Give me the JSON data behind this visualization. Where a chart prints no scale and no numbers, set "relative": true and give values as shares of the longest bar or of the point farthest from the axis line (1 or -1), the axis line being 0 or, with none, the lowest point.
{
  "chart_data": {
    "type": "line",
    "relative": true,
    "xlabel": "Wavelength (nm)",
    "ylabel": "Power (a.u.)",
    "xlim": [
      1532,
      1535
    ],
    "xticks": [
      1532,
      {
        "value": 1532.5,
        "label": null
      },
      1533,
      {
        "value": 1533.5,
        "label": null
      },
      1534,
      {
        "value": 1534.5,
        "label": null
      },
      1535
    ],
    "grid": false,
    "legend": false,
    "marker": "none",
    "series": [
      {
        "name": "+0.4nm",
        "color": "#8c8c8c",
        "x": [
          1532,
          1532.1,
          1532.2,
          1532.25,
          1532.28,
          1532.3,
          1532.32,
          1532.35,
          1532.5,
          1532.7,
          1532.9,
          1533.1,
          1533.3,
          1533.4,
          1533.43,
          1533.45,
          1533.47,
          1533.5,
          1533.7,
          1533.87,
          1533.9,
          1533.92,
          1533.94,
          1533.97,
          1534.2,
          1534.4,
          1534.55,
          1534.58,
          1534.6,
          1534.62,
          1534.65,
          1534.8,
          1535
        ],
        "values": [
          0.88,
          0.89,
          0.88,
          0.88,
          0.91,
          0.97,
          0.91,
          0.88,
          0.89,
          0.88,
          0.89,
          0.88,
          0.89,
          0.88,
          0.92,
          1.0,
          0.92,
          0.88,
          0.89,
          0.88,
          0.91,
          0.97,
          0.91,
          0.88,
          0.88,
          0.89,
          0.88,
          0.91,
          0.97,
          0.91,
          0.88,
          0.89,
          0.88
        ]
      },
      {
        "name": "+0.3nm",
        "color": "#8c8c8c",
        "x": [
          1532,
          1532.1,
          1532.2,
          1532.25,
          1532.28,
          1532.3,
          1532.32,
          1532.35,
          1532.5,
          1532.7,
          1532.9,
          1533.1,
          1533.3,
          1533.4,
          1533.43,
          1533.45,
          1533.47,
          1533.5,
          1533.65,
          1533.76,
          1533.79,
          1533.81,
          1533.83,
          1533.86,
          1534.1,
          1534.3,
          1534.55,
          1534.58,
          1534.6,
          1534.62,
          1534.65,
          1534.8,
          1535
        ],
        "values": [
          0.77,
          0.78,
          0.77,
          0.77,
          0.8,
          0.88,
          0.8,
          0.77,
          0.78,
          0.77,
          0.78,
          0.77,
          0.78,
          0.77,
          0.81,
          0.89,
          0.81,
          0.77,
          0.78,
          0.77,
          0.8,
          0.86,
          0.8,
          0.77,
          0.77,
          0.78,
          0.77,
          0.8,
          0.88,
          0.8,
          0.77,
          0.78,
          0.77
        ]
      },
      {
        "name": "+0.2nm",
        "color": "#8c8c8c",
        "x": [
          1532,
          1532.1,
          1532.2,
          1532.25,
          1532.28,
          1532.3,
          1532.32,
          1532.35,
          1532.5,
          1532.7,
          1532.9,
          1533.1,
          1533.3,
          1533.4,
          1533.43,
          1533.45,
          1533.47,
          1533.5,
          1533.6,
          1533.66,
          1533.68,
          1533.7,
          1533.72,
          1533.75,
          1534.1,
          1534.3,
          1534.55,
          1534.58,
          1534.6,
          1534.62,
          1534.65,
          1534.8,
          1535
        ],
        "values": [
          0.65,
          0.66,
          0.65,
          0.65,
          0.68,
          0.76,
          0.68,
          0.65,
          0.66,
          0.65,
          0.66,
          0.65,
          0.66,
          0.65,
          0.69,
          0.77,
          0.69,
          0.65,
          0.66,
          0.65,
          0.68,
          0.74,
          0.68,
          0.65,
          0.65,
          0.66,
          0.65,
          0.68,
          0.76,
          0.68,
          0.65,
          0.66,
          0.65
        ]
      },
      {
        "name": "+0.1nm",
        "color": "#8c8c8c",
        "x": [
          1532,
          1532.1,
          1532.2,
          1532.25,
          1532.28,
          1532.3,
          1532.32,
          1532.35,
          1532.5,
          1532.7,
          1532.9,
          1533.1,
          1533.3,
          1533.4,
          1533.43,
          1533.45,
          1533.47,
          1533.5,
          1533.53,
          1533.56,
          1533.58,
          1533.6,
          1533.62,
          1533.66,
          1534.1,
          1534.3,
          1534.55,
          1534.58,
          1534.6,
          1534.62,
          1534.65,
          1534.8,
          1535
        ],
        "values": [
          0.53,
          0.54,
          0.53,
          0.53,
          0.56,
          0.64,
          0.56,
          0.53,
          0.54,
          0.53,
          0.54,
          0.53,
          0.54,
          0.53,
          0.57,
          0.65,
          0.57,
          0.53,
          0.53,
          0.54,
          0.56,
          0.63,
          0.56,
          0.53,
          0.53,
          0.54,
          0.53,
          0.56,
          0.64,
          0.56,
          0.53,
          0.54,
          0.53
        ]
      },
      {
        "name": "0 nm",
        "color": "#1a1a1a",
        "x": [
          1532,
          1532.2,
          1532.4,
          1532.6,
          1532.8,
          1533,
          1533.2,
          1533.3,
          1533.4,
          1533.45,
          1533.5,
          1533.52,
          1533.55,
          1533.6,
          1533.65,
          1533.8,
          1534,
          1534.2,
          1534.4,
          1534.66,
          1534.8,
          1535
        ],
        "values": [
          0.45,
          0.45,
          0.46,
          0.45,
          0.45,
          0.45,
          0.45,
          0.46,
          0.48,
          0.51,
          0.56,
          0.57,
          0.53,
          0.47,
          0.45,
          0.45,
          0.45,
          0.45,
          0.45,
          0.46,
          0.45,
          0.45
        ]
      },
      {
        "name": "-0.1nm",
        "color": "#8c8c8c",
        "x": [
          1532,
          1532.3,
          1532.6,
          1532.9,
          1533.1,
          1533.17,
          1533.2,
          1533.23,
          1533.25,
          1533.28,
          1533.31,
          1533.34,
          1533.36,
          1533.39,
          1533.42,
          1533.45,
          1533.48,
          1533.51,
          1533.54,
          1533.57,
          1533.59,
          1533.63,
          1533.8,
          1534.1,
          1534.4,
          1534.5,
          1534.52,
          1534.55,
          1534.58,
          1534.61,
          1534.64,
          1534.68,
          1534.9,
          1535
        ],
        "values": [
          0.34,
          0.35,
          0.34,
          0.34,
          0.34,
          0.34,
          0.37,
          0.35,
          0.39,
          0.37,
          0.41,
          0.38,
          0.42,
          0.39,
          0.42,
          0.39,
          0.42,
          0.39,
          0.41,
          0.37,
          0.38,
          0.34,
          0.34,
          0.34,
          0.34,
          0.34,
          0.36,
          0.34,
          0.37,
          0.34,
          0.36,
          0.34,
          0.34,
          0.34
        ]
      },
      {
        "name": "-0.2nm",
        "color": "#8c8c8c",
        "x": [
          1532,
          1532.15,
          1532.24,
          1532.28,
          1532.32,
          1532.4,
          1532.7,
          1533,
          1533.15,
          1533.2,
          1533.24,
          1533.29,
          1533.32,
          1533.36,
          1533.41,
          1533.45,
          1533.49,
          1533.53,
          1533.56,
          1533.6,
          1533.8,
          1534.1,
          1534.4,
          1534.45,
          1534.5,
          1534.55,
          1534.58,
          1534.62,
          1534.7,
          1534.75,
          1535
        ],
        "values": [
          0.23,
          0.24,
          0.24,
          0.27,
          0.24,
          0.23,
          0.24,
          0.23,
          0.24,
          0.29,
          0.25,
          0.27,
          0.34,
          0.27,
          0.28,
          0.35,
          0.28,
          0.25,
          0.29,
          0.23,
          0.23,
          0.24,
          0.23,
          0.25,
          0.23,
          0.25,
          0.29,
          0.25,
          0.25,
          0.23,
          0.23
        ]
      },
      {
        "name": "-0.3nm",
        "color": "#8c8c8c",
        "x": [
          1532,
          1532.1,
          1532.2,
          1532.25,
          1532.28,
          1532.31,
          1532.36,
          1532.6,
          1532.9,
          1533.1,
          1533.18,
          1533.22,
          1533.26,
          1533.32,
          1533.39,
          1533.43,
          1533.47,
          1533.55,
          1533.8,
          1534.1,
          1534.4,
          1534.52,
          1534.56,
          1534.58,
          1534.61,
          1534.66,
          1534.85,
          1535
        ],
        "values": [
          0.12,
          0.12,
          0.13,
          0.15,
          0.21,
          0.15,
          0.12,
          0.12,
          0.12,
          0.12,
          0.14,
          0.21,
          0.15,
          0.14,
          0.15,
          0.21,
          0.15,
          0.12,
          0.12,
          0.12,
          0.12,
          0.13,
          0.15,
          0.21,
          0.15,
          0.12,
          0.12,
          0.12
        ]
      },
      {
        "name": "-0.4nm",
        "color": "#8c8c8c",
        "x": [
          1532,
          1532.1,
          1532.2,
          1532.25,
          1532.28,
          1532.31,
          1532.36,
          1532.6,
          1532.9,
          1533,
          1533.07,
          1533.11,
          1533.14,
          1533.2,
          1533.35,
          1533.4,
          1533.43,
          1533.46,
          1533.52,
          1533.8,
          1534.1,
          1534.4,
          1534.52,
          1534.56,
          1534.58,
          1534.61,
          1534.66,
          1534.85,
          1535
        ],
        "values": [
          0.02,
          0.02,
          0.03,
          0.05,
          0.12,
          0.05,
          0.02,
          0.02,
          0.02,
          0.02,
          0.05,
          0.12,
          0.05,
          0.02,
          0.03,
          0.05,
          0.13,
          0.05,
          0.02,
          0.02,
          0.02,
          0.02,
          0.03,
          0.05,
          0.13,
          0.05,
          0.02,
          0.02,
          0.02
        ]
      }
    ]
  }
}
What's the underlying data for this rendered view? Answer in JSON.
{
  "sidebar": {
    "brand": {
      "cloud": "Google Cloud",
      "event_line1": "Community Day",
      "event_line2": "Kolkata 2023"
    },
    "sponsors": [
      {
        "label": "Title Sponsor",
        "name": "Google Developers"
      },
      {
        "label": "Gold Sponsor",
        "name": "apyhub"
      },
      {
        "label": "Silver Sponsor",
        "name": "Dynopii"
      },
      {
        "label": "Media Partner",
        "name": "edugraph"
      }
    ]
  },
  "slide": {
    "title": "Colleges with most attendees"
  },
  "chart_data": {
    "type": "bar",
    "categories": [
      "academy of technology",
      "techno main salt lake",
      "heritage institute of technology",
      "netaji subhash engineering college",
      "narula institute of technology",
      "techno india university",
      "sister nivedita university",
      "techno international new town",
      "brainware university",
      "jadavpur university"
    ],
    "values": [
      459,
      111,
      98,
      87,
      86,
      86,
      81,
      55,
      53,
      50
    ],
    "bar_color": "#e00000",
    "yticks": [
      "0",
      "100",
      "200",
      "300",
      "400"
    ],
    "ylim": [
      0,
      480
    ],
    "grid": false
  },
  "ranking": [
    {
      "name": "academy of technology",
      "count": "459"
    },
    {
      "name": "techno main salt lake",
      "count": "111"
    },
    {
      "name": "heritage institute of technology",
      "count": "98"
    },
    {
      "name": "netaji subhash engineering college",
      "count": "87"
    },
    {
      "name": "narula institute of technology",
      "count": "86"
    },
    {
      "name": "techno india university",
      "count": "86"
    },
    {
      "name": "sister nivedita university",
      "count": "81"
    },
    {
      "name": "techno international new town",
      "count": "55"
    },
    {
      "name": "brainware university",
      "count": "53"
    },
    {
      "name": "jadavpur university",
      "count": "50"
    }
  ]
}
┄┄┄┄┄┄┄┄┄┄
◆ **Your instructions**: Lines holding the word "university" should be counted across the entries; state only how many there are.

◆ **Solution**: 8